EXCERPTED RECORDS:
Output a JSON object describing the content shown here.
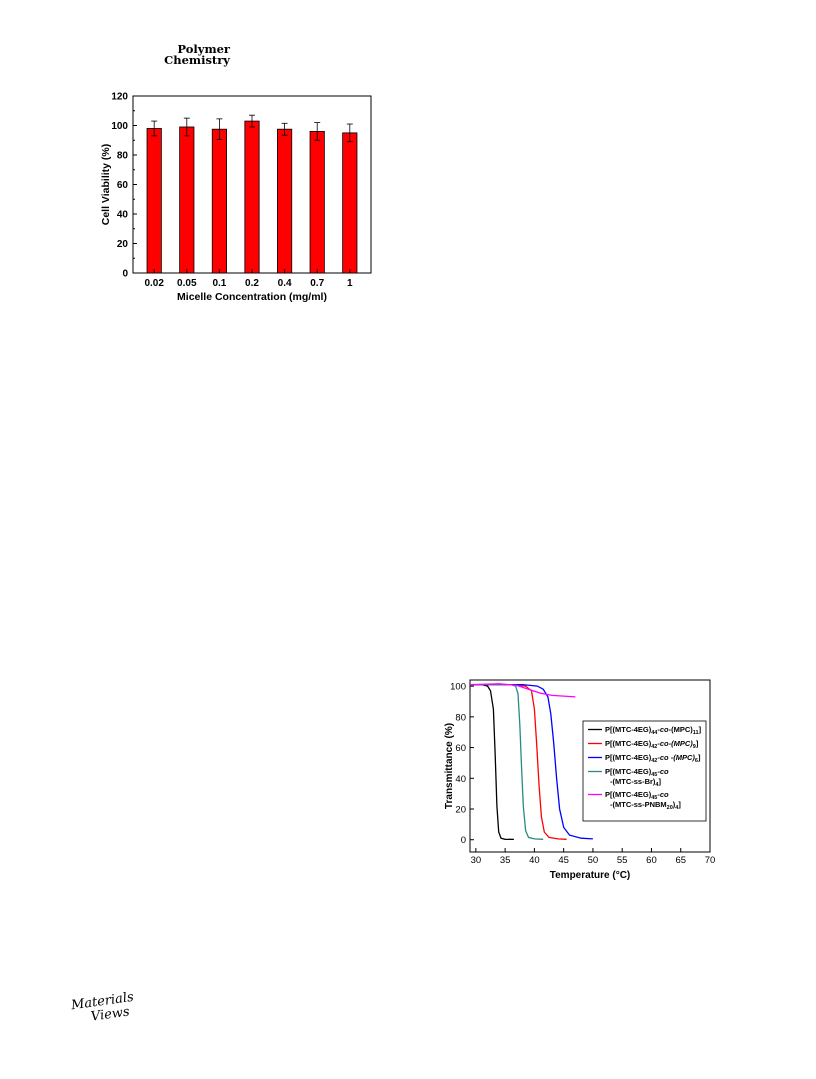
{
  "header": {
    "journal_line1": "Polymer",
    "journal_line2": "Chemistry"
  },
  "footer": {
    "publisher_line1": "Materials",
    "publisher_line2": "Views"
  },
  "chart_data": [
    {
      "type": "bar",
      "categories": [
        "0.02",
        "0.05",
        "0.1",
        "0.2",
        "0.4",
        "0.7",
        "1"
      ],
      "values": [
        98,
        99,
        97.5,
        103,
        97.5,
        96,
        95
      ],
      "errors": [
        5,
        6,
        7,
        4,
        4,
        6,
        6
      ],
      "xlabel": "Micelle Concentration (mg/ml)",
      "ylabel": "Cell Viability (%)",
      "ylim": [
        0,
        120
      ],
      "yticks": [
        0,
        20,
        40,
        60,
        80,
        100,
        120
      ],
      "bar_color": "#ff0000"
    },
    {
      "type": "line",
      "xlabel": "Temperature (°C)",
      "ylabel": "Transmittance (%)",
      "xlim": [
        29,
        70
      ],
      "ylim": [
        -8,
        104
      ],
      "xticks": [
        30,
        35,
        40,
        45,
        50,
        55,
        60,
        65,
        70
      ],
      "yticks": [
        0,
        20,
        40,
        60,
        80,
        100
      ],
      "legend_position": "right",
      "series": [
        {
          "color": "#000000",
          "legend": [
            "P[(MTC-4EG)",
            "44",
            "-co-",
            "(MPC)",
            "11",
            "]"
          ],
          "legend2": null,
          "x": [
            29,
            31,
            32,
            32.5,
            33,
            33.3,
            33.6,
            33.9,
            34.3,
            35,
            36.5
          ],
          "y": [
            101,
            101,
            100,
            97,
            85,
            55,
            22,
            5,
            1,
            0.3,
            0.2
          ]
        },
        {
          "color": "#ff0000",
          "legend": [
            "P[(MTC-4EG)",
            "42",
            "-co-(MPC)",
            "9",
            "]"
          ],
          "legend2": null,
          "x": [
            29,
            36,
            38.5,
            39.5,
            40,
            40.4,
            40.8,
            41.2,
            41.7,
            42.5,
            44,
            45.5
          ],
          "y": [
            101,
            101,
            100,
            97,
            85,
            62,
            35,
            15,
            5,
            1.5,
            0.5,
            0.3
          ]
        },
        {
          "color": "#0000ff",
          "legend": [
            "P[(MTC-4EG)",
            "42",
            "-co -(MPC)",
            "6",
            "]"
          ],
          "legend2": null,
          "x": [
            29,
            38,
            40.5,
            41.5,
            42.3,
            42.8,
            43.3,
            43.8,
            44.3,
            45,
            46,
            48,
            50
          ],
          "y": [
            101,
            101,
            100,
            98,
            93,
            82,
            63,
            40,
            20,
            8,
            3,
            1,
            0.5
          ]
        },
        {
          "color": "#2a8a7f",
          "legend": [
            "P[(MTC-4EG)",
            "45",
            "-co"
          ],
          "legend2": [
            "-(MTC-ss-Br)",
            "4",
            "]"
          ],
          "x": [
            29,
            36,
            36.8,
            37.2,
            37.5,
            37.8,
            38.1,
            38.5,
            39,
            40,
            41.5
          ],
          "y": [
            101,
            101,
            100,
            95,
            75,
            48,
            22,
            6,
            1.5,
            0.5,
            0.3
          ]
        },
        {
          "color": "#ff00ff",
          "legend": [
            "P[(MTC-4EG)",
            "45",
            "-co"
          ],
          "legend2": [
            "-(MTC-ss-PNBM",
            "20",
            ")",
            "4",
            "]"
          ],
          "x": [
            29,
            34,
            37,
            39,
            41,
            43,
            45,
            47
          ],
          "y": [
            101,
            101.5,
            100.5,
            98,
            95.5,
            94,
            93.5,
            93
          ]
        }
      ]
    }
  ]
}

YOUR OBJECTIVE: Search the data for "ylabel". Copy every matching line.

ANSWER TO THIS PROBLEM:
      "ylabel": "Cell Viability (%)",
      "ylabel": "Transmittance (%)",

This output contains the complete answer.